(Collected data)
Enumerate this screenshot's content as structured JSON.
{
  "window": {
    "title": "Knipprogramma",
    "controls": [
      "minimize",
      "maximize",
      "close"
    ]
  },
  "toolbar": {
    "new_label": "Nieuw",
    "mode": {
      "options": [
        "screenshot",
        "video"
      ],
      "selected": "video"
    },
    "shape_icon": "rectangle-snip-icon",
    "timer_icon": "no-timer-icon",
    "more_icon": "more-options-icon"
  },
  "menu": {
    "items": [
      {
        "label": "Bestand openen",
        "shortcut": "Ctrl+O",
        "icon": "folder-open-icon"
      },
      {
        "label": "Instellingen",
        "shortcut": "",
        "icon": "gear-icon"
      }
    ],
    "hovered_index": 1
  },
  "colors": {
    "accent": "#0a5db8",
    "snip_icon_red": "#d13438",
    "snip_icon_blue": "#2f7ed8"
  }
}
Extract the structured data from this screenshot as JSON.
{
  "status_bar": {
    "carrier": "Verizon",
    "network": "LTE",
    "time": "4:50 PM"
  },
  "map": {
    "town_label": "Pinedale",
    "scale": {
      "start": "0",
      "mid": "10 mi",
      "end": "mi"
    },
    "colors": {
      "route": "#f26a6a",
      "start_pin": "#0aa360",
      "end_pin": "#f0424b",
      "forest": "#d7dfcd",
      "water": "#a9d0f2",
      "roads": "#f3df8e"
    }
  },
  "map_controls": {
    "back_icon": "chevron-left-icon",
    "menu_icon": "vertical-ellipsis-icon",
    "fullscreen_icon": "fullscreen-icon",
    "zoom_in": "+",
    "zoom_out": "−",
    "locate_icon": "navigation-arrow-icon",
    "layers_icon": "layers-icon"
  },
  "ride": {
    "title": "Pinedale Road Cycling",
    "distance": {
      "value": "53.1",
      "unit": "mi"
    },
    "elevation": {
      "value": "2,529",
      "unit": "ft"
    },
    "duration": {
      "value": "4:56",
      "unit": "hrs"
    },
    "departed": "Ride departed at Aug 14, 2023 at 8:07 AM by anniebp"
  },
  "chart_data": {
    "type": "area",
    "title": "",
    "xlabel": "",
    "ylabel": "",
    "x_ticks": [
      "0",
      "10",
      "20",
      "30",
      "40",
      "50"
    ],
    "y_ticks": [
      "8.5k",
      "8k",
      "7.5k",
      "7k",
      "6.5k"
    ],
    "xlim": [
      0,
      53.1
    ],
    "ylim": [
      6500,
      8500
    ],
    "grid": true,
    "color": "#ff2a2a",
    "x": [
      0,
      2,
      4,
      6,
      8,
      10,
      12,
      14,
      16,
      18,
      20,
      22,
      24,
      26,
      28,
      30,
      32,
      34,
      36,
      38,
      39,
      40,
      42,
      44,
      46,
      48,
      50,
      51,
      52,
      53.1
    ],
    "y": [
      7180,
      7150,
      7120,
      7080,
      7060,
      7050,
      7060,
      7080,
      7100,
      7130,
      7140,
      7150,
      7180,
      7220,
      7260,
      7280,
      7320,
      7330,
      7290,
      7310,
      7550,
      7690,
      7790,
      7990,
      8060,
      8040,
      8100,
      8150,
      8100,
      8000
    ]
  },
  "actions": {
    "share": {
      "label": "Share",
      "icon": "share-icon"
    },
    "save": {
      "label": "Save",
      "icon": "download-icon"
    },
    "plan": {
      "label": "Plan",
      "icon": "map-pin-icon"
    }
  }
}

What you need to do
Transcribe the entire listing above precisely.

Expected output
Enumerate this screenshot's content as structured JSON.
{
  "window": {
    "title": "Knipprogramma",
    "controls": [
      "minimize",
      "maximize",
      "close"
    ]
  },
  "toolbar": {
    "new_label": "Nieuw",
    "mode": {
      "options": [
        "screenshot",
        "video"
      ],
      "selected": "video"
    },
    "shape_icon": "rectangle-snip-icon",
    "timer_icon": "no-timer-icon",
    "more_icon": "more-options-icon"
  },
  "menu": {
    "items": [
      {
        "label": "Bestand openen",
        "shortcut": "Ctrl+O",
        "icon": "folder-open-icon"
      },
      {
        "label": "Instellingen",
        "shortcut": "",
        "icon": "gear-icon"
      }
    ],
    "hovered_index": 1
  },
  "colors": {
    "accent": "#0a5db8",
    "snip_icon_red": "#d13438",
    "snip_icon_blue": "#2f7ed8"
  }
}
Extract the structured data from this screenshot as JSON.
{
  "status_bar": {
    "carrier": "Verizon",
    "network": "LTE",
    "time": "4:50 PM"
  },
  "map": {
    "town_label": "Pinedale",
    "scale": {
      "start": "0",
      "mid": "10 mi",
      "end": "mi"
    },
    "colors": {
      "route": "#f26a6a",
      "start_pin": "#0aa360",
      "end_pin": "#f0424b",
      "forest": "#d7dfcd",
      "water": "#a9d0f2",
      "roads": "#f3df8e"
    }
  },
  "map_controls": {
    "back_icon": "chevron-left-icon",
    "menu_icon": "vertical-ellipsis-icon",
    "fullscreen_icon": "fullscreen-icon",
    "zoom_in": "+",
    "zoom_out": "−",
    "locate_icon": "navigation-arrow-icon",
    "layers_icon": "layers-icon"
  },
  "ride": {
    "title": "Pinedale Road Cycling",
    "distance": {
      "value": "53.1",
      "unit": "mi"
    },
    "elevation": {
      "value": "2,529",
      "unit": "ft"
    },
    "duration": {
      "value": "4:56",
      "unit": "hrs"
    },
    "departed": "Ride departed at Aug 14, 2023 at 8:07 AM by anniebp"
  },
  "chart_data": {
    "type": "area",
    "title": "",
    "xlabel": "",
    "ylabel": "",
    "x_ticks": [
      "0",
      "10",
      "20",
      "30",
      "40",
      "50"
    ],
    "y_ticks": [
      "8.5k",
      "8k",
      "7.5k",
      "7k",
      "6.5k"
    ],
    "xlim": [
      0,
      53.1
    ],
    "ylim": [
      6500,
      8500
    ],
    "grid": true,
    "color": "#ff2a2a",
    "x": [
      0,
      2,
      4,
      6,
      8,
      10,
      12,
      14,
      16,
      18,
      20,
      22,
      24,
      26,
      28,
      30,
      32,
      34,
      36,
      38,
      39,
      40,
      42,
      44,
      46,
      48,
      50,
      51,
      52,
      53.1
    ],
    "y": [
      7180,
      7150,
      7120,
      7080,
      7060,
      7050,
      7060,
      7080,
      7100,
      7130,
      7140,
      7150,
      7180,
      7220,
      7260,
      7280,
      7320,
      7330,
      7290,
      7310,
      7550,
      7690,
      7790,
      7990,
      8060,
      8040,
      8100,
      8150,
      8100,
      8000
    ]
  },
  "actions": {
    "share": {
      "label": "Share",
      "icon": "share-icon"
    },
    "save": {
      "label": "Save",
      "icon": "download-icon"
    },
    "plan": {
      "label": "Plan",
      "icon": "map-pin-icon"
    }
  }
}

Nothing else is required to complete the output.